Exclude the pictures and return every line exactly as written.

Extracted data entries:
------------------------------------------------

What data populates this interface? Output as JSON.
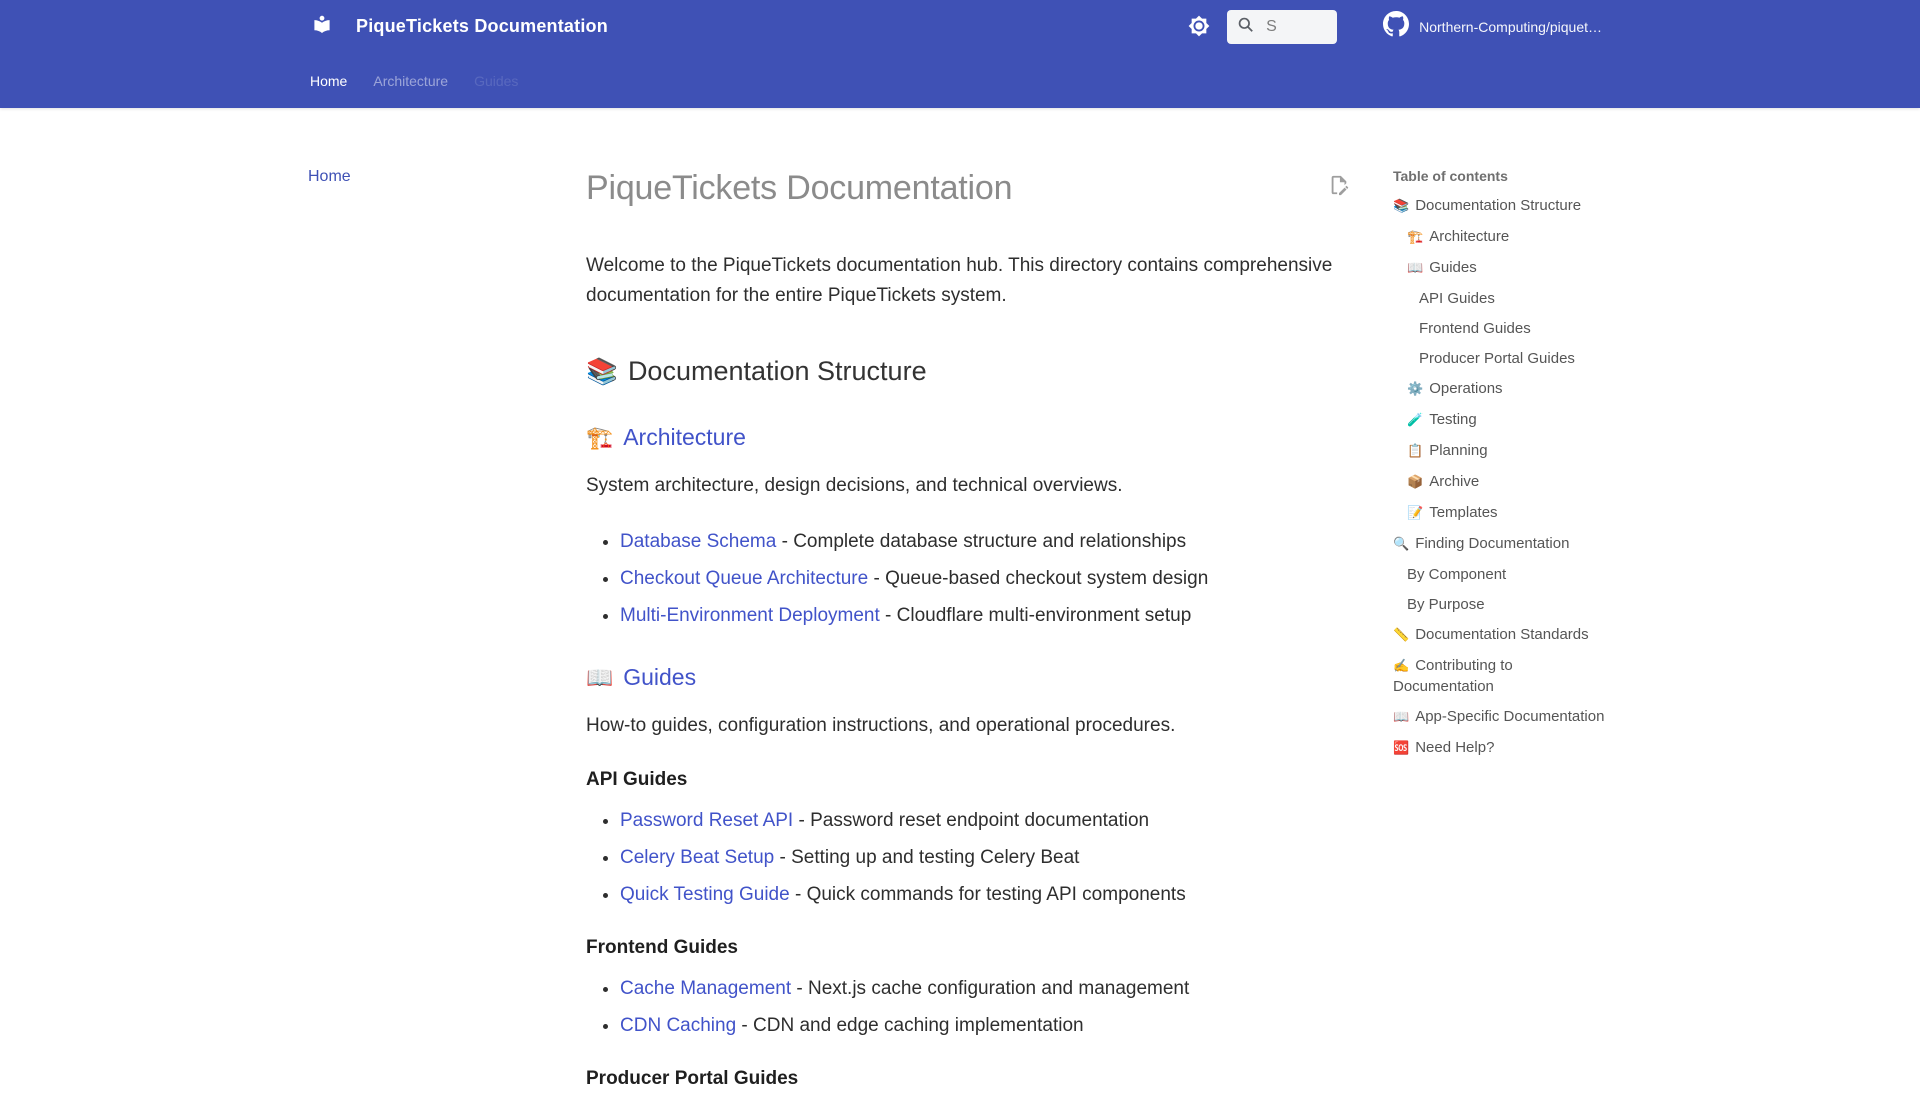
{
  "theme": {
    "primary": "#3f51b5",
    "link": "#4153c9"
  },
  "header": {
    "title": "PiqueTickets Documentation",
    "search": {
      "value": "S"
    },
    "repo_label": "Northern-Computing/piquet…",
    "tabs": [
      {
        "label": "Home"
      },
      {
        "label": "Architecture"
      },
      {
        "label": "Guides"
      }
    ]
  },
  "sidebar": {
    "items": [
      {
        "label": "Home"
      }
    ]
  },
  "content": {
    "page_title": "PiqueTickets Documentation",
    "intro": "Welcome to the PiqueTickets documentation hub. This directory contains comprehensive documentation for the entire PiqueTickets system.",
    "structure": {
      "icon": "📚",
      "title": "Documentation Structure",
      "architecture": {
        "icon": "🏗️",
        "title": "Architecture",
        "description": "System architecture, design decisions, and technical overviews.",
        "items": [
          {
            "link": "Database Schema",
            "desc": " - Complete database structure and relationships"
          },
          {
            "link": "Checkout Queue Architecture",
            "desc": " - Queue-based checkout system design"
          },
          {
            "link": "Multi-Environment Deployment",
            "desc": " - Cloudflare multi-environment setup"
          }
        ]
      },
      "guides": {
        "icon": "📖",
        "title": "Guides",
        "description": "How-to guides, configuration instructions, and operational procedures.",
        "api": {
          "title": "API Guides",
          "items": [
            {
              "link": "Password Reset API",
              "desc": " - Password reset endpoint documentation"
            },
            {
              "link": "Celery Beat Setup",
              "desc": " - Setting up and testing Celery Beat"
            },
            {
              "link": "Quick Testing Guide",
              "desc": " - Quick commands for testing API components"
            }
          ]
        },
        "frontend": {
          "title": "Frontend Guides",
          "items": [
            {
              "link": "Cache Management",
              "desc": " - Next.js cache configuration and management"
            },
            {
              "link": "CDN Caching",
              "desc": " - CDN and edge caching implementation"
            }
          ]
        },
        "producer": {
          "title": "Producer Portal Guides"
        }
      }
    }
  },
  "toc": {
    "title": "Table of contents",
    "items": [
      {
        "icon": "📚",
        "label": "Documentation Structure",
        "level": 1
      },
      {
        "icon": "🏗️",
        "label": "Architecture",
        "level": 2
      },
      {
        "icon": "📖",
        "label": "Guides",
        "level": 2
      },
      {
        "icon": "",
        "label": "API Guides",
        "level": 3
      },
      {
        "icon": "",
        "label": "Frontend Guides",
        "level": 3
      },
      {
        "icon": "",
        "label": "Producer Portal Guides",
        "level": 3
      },
      {
        "icon": "⚙️",
        "label": "Operations",
        "level": 2
      },
      {
        "icon": "🧪",
        "label": "Testing",
        "level": 2
      },
      {
        "icon": "📋",
        "label": "Planning",
        "level": 2
      },
      {
        "icon": "📦",
        "label": "Archive",
        "level": 2
      },
      {
        "icon": "📝",
        "label": "Templates",
        "level": 2
      },
      {
        "icon": "🔍",
        "label": "Finding Documentation",
        "level": 1
      },
      {
        "icon": "",
        "label": "By Component",
        "level": 2
      },
      {
        "icon": "",
        "label": "By Purpose",
        "level": 2
      },
      {
        "icon": "📏",
        "label": "Documentation Standards",
        "level": 1
      },
      {
        "icon": "✍️",
        "label": "Contributing to Documentation",
        "level": 1
      },
      {
        "icon": "📖",
        "label": "App-Specific Documentation",
        "level": 1
      },
      {
        "icon": "🆘",
        "label": "Need Help?",
        "level": 1
      }
    ]
  }
}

------------------------------------------------

**SOLUTION:**
What data populates this interface? Output as JSON.
{
  "theme": {
    "primary": "#3f51b5",
    "link": "#4153c9"
  },
  "header": {
    "title": "PiqueTickets Documentation",
    "search": {
      "value": "S"
    },
    "repo_label": "Northern-Computing/piquet…",
    "tabs": [
      {
        "label": "Home"
      },
      {
        "label": "Architecture"
      },
      {
        "label": "Guides"
      }
    ]
  },
  "sidebar": {
    "items": [
      {
        "label": "Home"
      }
    ]
  },
  "content": {
    "page_title": "PiqueTickets Documentation",
    "intro": "Welcome to the PiqueTickets documentation hub. This directory contains comprehensive documentation for the entire PiqueTickets system.",
    "structure": {
      "icon": "📚",
      "title": "Documentation Structure",
      "architecture": {
        "icon": "🏗️",
        "title": "Architecture",
        "description": "System architecture, design decisions, and technical overviews.",
        "items": [
          {
            "link": "Database Schema",
            "desc": " - Complete database structure and relationships"
          },
          {
            "link": "Checkout Queue Architecture",
            "desc": " - Queue-based checkout system design"
          },
          {
            "link": "Multi-Environment Deployment",
            "desc": " - Cloudflare multi-environment setup"
          }
        ]
      },
      "guides": {
        "icon": "📖",
        "title": "Guides",
        "description": "How-to guides, configuration instructions, and operational procedures.",
        "api": {
          "title": "API Guides",
          "items": [
            {
              "link": "Password Reset API",
              "desc": " - Password reset endpoint documentation"
            },
            {
              "link": "Celery Beat Setup",
              "desc": " - Setting up and testing Celery Beat"
            },
            {
              "link": "Quick Testing Guide",
              "desc": " - Quick commands for testing API components"
            }
          ]
        },
        "frontend": {
          "title": "Frontend Guides",
          "items": [
            {
              "link": "Cache Management",
              "desc": " - Next.js cache configuration and management"
            },
            {
              "link": "CDN Caching",
              "desc": " - CDN and edge caching implementation"
            }
          ]
        },
        "producer": {
          "title": "Producer Portal Guides"
        }
      }
    }
  },
  "toc": {
    "title": "Table of contents",
    "items": [
      {
        "icon": "📚",
        "label": "Documentation Structure",
        "level": 1
      },
      {
        "icon": "🏗️",
        "label": "Architecture",
        "level": 2
      },
      {
        "icon": "📖",
        "label": "Guides",
        "level": 2
      },
      {
        "icon": "",
        "label": "API Guides",
        "level": 3
      },
      {
        "icon": "",
        "label": "Frontend Guides",
        "level": 3
      },
      {
        "icon": "",
        "label": "Producer Portal Guides",
        "level": 3
      },
      {
        "icon": "⚙️",
        "label": "Operations",
        "level": 2
      },
      {
        "icon": "🧪",
        "label": "Testing",
        "level": 2
      },
      {
        "icon": "📋",
        "label": "Planning",
        "level": 2
      },
      {
        "icon": "📦",
        "label": "Archive",
        "level": 2
      },
      {
        "icon": "📝",
        "label": "Templates",
        "level": 2
      },
      {
        "icon": "🔍",
        "label": "Finding Documentation",
        "level": 1
      },
      {
        "icon": "",
        "label": "By Component",
        "level": 2
      },
      {
        "icon": "",
        "label": "By Purpose",
        "level": 2
      },
      {
        "icon": "📏",
        "label": "Documentation Standards",
        "level": 1
      },
      {
        "icon": "✍️",
        "label": "Contributing to Documentation",
        "level": 1
      },
      {
        "icon": "📖",
        "label": "App-Specific Documentation",
        "level": 1
      },
      {
        "icon": "🆘",
        "label": "Need Help?",
        "level": 1
      }
    ]
  }
}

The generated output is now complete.